Gather each line in the entries that includes the string "Цена".

▶ [Source data]:
+++++
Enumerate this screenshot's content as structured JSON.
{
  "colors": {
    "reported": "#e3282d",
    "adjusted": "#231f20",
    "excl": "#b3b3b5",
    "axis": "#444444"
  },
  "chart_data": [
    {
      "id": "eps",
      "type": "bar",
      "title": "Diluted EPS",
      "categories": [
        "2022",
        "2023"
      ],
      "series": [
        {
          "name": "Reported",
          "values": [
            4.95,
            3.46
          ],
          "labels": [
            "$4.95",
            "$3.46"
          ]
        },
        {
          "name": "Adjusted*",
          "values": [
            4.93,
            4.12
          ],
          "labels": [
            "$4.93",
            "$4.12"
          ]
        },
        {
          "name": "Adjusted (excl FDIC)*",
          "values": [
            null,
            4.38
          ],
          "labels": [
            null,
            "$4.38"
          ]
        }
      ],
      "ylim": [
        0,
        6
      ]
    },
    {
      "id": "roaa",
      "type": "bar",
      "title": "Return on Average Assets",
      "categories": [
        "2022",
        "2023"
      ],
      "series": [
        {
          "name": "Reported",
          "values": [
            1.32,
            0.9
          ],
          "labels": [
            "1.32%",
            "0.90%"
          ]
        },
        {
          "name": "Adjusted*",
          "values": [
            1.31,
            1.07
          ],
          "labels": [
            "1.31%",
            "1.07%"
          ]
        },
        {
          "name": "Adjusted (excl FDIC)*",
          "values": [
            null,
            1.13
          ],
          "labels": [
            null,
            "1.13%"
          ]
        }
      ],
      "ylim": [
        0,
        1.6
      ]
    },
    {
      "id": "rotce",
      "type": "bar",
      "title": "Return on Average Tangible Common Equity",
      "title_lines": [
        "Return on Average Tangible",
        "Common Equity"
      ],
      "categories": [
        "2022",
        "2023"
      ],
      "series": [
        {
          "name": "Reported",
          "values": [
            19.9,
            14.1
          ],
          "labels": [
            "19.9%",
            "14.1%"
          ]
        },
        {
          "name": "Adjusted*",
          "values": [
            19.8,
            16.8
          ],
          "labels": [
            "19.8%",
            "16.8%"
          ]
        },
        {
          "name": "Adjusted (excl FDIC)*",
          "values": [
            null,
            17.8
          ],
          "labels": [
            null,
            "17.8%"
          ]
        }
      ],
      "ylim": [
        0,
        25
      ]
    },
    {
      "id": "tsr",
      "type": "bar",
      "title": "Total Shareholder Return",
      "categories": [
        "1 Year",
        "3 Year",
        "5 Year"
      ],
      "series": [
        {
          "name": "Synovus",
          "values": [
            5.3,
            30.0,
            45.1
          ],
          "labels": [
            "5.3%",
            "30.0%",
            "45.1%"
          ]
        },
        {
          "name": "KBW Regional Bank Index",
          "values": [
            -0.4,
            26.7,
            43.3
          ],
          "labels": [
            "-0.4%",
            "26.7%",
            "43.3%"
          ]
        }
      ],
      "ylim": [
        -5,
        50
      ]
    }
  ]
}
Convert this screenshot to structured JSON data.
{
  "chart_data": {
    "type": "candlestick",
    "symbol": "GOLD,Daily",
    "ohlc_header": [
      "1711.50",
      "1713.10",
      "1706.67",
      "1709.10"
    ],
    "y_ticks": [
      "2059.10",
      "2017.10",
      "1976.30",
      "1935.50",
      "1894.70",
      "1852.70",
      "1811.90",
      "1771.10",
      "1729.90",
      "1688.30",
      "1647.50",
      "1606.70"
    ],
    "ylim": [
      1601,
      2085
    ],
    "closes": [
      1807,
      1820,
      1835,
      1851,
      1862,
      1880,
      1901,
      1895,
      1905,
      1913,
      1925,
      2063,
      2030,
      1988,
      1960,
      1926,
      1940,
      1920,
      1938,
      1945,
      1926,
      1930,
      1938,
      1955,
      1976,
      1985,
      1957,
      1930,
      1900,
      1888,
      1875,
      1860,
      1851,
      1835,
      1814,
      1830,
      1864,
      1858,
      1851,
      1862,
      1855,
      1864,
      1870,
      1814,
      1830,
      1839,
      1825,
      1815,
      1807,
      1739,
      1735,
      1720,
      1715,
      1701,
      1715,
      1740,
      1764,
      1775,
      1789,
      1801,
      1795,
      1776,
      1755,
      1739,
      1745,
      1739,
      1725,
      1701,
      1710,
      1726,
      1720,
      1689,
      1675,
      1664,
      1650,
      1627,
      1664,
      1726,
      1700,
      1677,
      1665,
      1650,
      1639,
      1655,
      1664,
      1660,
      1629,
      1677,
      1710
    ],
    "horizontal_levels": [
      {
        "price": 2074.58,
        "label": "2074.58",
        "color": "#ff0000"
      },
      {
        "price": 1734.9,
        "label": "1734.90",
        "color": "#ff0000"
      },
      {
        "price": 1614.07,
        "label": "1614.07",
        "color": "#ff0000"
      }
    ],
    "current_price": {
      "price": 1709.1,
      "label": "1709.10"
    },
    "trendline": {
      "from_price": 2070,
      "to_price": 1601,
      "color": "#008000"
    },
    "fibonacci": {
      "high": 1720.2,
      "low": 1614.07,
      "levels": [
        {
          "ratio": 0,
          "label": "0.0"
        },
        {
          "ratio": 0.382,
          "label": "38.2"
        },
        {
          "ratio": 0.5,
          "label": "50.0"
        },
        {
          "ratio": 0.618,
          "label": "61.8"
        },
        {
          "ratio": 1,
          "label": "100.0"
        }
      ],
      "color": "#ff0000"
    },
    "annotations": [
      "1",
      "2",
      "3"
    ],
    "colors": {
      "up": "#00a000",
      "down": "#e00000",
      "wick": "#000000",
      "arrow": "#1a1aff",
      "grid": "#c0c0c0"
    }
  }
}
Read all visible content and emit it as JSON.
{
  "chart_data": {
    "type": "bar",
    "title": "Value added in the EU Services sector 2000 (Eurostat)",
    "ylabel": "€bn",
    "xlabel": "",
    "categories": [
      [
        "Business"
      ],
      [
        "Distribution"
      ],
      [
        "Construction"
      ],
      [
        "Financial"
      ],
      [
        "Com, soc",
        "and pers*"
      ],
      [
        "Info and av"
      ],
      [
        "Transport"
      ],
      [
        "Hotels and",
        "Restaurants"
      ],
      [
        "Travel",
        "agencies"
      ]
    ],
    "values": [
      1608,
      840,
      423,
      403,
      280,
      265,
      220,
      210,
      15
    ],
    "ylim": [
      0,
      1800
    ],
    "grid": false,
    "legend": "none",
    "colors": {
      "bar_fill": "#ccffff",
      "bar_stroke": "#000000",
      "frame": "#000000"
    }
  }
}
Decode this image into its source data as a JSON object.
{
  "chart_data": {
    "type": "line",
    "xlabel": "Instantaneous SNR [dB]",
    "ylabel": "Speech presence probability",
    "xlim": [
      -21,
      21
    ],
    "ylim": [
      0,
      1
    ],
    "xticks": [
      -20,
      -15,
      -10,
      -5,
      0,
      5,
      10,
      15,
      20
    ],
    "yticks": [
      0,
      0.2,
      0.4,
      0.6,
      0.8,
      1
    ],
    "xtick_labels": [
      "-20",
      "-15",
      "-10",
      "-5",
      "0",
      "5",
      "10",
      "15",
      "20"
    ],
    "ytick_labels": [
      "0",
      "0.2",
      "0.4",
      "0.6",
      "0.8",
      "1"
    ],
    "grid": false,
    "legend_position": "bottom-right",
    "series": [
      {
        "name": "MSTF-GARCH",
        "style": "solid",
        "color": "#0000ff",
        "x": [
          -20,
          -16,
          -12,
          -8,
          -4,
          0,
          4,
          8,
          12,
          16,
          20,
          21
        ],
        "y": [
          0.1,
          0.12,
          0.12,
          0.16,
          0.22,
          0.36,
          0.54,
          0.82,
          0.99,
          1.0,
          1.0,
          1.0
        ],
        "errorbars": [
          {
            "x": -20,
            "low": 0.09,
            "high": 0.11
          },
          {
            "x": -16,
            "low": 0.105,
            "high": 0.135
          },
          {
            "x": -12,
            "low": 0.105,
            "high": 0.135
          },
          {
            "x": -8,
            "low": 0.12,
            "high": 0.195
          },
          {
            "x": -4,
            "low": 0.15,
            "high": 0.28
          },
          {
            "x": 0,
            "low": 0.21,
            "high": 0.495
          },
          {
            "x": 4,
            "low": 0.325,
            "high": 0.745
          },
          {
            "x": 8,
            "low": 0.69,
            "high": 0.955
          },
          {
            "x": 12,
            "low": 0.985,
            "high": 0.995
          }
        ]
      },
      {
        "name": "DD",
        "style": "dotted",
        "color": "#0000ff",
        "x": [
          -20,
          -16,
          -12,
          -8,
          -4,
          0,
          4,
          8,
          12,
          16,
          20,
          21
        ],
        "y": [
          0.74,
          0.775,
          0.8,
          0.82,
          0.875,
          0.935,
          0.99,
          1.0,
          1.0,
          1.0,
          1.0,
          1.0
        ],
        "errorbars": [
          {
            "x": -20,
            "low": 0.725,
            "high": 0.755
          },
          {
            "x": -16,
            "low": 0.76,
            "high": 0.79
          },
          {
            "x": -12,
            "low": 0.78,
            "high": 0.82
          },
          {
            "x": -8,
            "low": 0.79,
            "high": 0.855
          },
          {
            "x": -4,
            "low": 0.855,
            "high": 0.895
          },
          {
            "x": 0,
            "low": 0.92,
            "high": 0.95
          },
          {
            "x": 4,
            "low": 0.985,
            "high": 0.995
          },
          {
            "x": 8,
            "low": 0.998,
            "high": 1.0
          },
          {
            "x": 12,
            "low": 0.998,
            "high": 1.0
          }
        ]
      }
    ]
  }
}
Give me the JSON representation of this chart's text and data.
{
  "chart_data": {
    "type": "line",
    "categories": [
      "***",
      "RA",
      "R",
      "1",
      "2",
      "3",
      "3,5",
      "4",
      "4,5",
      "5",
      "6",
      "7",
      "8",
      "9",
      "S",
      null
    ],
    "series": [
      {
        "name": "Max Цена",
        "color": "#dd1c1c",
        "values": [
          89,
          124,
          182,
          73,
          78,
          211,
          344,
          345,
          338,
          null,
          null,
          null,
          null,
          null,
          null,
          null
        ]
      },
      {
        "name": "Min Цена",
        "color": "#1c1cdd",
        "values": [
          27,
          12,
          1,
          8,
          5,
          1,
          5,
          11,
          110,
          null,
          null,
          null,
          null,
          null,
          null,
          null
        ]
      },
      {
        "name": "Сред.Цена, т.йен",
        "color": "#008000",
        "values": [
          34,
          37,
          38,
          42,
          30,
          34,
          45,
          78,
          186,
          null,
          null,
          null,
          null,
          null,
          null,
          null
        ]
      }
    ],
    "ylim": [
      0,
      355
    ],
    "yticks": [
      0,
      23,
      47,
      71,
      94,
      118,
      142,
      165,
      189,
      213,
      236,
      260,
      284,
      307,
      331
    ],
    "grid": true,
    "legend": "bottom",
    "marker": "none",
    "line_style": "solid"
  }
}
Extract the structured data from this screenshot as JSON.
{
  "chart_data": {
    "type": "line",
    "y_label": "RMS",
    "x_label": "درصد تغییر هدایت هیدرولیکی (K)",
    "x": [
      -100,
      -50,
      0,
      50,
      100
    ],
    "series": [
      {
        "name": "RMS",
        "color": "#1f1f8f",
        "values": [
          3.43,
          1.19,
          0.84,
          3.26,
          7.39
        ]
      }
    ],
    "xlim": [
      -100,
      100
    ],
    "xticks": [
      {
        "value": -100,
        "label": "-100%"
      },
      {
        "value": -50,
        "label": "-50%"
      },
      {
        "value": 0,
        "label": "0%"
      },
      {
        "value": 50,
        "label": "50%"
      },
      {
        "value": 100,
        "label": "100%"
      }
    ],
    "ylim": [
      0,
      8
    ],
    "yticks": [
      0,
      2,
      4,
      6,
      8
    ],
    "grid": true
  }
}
+++++
▶ [The solution]:
        "name": "Max Цена",
        "name": "Min Цена",
        "name": "Сред.Цена, т.йен",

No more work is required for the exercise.